====== Raw records
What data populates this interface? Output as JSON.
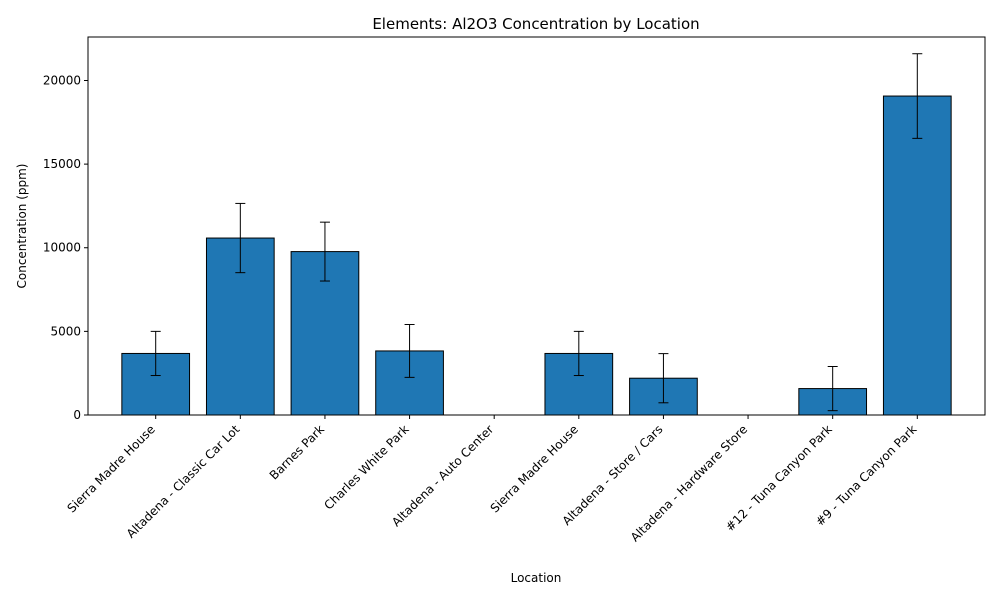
{
  "chart_data": {
    "type": "bar",
    "title": "Elements: Al2O3 Concentration by Location",
    "xlabel": "Location",
    "ylabel": "Concentration (ppm)",
    "ylim": [
      0,
      22600
    ],
    "yticks": [
      0,
      5000,
      10000,
      15000,
      20000
    ],
    "grid": false,
    "bar_color": "#1f77b4",
    "edge_color": "#000000",
    "categories": [
      "Sierra Madre House",
      "Altadena - Classic Car Lot",
      "Barnes Park",
      "Charles White Park",
      "Altadena - Auto Center",
      "Sierra Madre House",
      "Altadena - Store / Cars",
      "Altadena - Hardware Store",
      "#12 - Tuna Canyon Park",
      "#9 - Tuna Canyon Park"
    ],
    "values": [
      3680,
      10580,
      9770,
      3830,
      null,
      3680,
      2200,
      null,
      1580,
      19070
    ],
    "errors": [
      1320,
      2070,
      1760,
      1580,
      null,
      1320,
      1470,
      null,
      1320,
      2530
    ]
  }
}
============
■ Description of the task
Omit pictures; set down the rest of the material word for word.

■ Written response
What data populates this interface? Output as JSON.
{
  "chart_data": {
    "type": "bar",
    "title": "Elements: Al2O3 Concentration by Location",
    "xlabel": "Location",
    "ylabel": "Concentration (ppm)",
    "ylim": [
      0,
      22600
    ],
    "yticks": [
      0,
      5000,
      10000,
      15000,
      20000
    ],
    "grid": false,
    "bar_color": "#1f77b4",
    "edge_color": "#000000",
    "categories": [
      "Sierra Madre House",
      "Altadena - Classic Car Lot",
      "Barnes Park",
      "Charles White Park",
      "Altadena - Auto Center",
      "Sierra Madre House",
      "Altadena - Store / Cars",
      "Altadena - Hardware Store",
      "#12 - Tuna Canyon Park",
      "#9 - Tuna Canyon Park"
    ],
    "values": [
      3680,
      10580,
      9770,
      3830,
      null,
      3680,
      2200,
      null,
      1580,
      19070
    ],
    "errors": [
      1320,
      2070,
      1760,
      1580,
      null,
      1320,
      1470,
      null,
      1320,
      2530
    ]
  }
}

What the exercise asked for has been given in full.